Bring together all lines of the material below that contain the string "Doch".

** BEGIN SUPPLIED RECORDS **

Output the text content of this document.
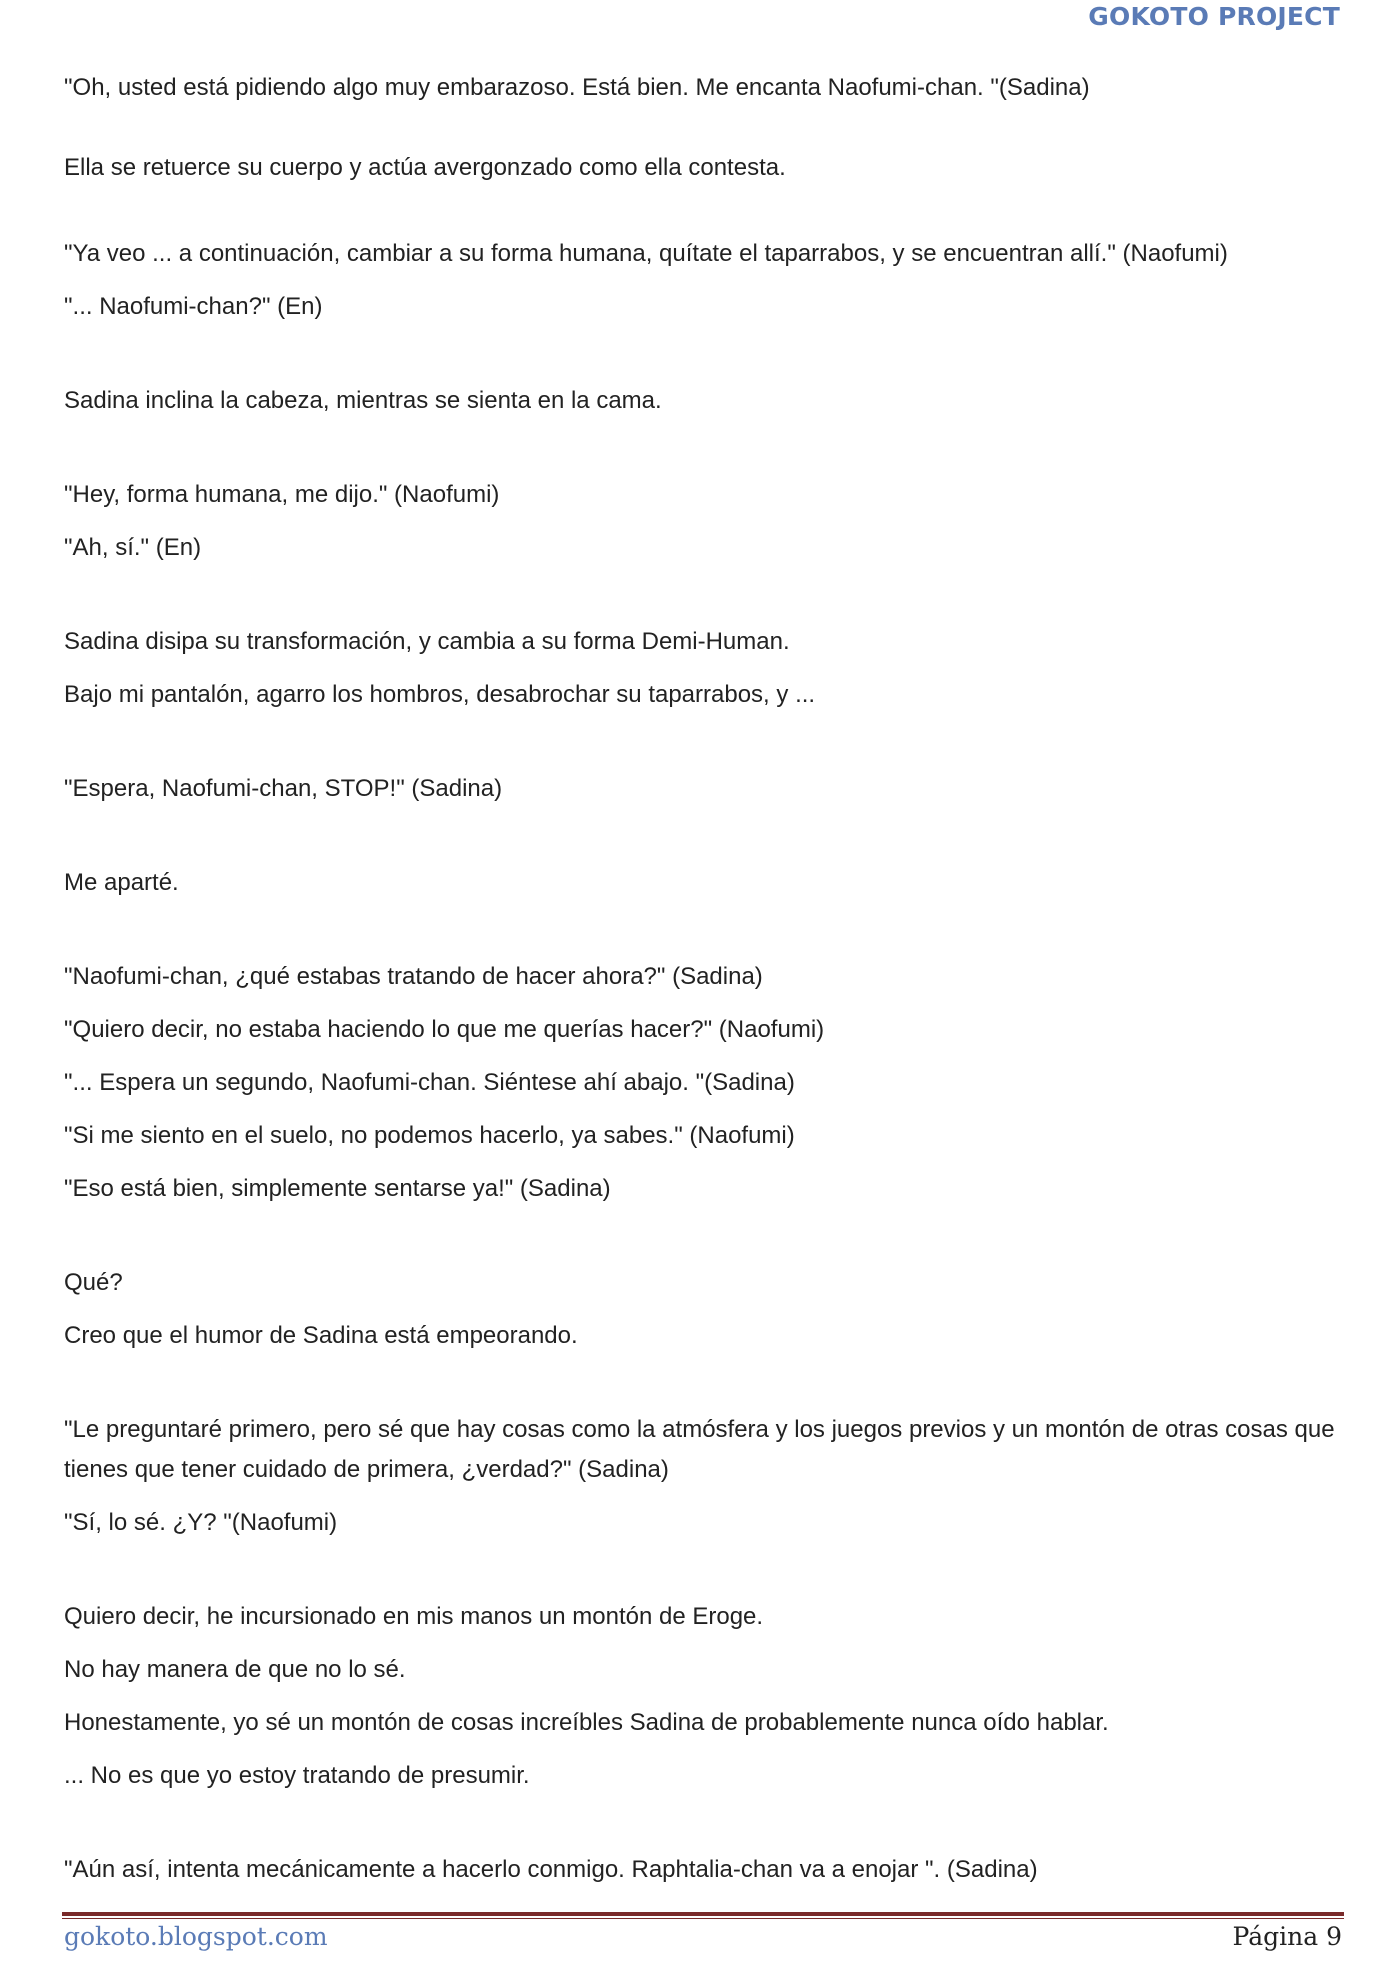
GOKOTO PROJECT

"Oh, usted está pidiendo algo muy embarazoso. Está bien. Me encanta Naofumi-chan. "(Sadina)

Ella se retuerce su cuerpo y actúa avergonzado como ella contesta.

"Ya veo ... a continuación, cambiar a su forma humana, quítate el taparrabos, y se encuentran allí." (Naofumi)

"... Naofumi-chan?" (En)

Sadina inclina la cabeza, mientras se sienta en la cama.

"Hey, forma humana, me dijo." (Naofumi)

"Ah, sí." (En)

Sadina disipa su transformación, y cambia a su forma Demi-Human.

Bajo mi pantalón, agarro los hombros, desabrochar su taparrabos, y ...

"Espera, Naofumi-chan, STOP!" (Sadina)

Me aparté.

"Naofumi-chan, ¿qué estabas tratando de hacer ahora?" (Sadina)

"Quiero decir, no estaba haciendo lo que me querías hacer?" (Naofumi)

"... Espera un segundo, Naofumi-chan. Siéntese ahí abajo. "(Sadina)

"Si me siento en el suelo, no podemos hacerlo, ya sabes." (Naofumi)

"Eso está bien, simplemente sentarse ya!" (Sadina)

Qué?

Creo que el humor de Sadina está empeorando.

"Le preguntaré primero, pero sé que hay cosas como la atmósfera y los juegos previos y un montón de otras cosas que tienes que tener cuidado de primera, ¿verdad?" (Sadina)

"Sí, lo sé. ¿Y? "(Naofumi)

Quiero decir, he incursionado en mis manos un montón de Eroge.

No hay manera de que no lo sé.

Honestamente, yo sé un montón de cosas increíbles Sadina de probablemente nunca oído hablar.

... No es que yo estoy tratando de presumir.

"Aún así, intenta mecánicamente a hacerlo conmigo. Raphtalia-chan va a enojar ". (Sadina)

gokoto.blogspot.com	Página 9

** END SUPPLIED RECORDS **
** BEGIN SUPPLIED RECORDS **

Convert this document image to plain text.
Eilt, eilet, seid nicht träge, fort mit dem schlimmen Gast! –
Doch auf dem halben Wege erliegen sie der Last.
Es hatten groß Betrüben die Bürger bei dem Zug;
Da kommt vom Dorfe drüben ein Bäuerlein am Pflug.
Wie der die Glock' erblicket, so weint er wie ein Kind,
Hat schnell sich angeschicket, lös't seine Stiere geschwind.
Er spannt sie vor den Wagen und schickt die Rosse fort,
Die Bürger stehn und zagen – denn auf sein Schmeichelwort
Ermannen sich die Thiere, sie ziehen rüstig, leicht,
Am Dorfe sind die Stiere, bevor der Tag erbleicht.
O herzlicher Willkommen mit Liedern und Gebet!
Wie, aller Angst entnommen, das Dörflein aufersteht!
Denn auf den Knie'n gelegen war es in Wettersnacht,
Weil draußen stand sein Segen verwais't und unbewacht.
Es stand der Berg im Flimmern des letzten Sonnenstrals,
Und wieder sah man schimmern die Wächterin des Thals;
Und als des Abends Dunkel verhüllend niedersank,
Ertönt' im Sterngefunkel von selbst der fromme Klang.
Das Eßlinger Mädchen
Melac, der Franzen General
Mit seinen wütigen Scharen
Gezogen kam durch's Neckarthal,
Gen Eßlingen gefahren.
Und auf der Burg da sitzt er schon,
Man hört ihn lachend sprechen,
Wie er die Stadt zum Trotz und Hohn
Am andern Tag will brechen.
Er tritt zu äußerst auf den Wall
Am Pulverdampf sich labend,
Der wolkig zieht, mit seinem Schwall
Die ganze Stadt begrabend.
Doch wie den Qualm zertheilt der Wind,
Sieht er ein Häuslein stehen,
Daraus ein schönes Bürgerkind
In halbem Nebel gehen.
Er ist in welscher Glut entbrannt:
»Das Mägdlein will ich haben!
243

** END SUPPLIED RECORDS **

- RESULT:
Doch auf dem halben Wege erliegen sie der Last.
Doch wie den Qualm zertheilt der Wind,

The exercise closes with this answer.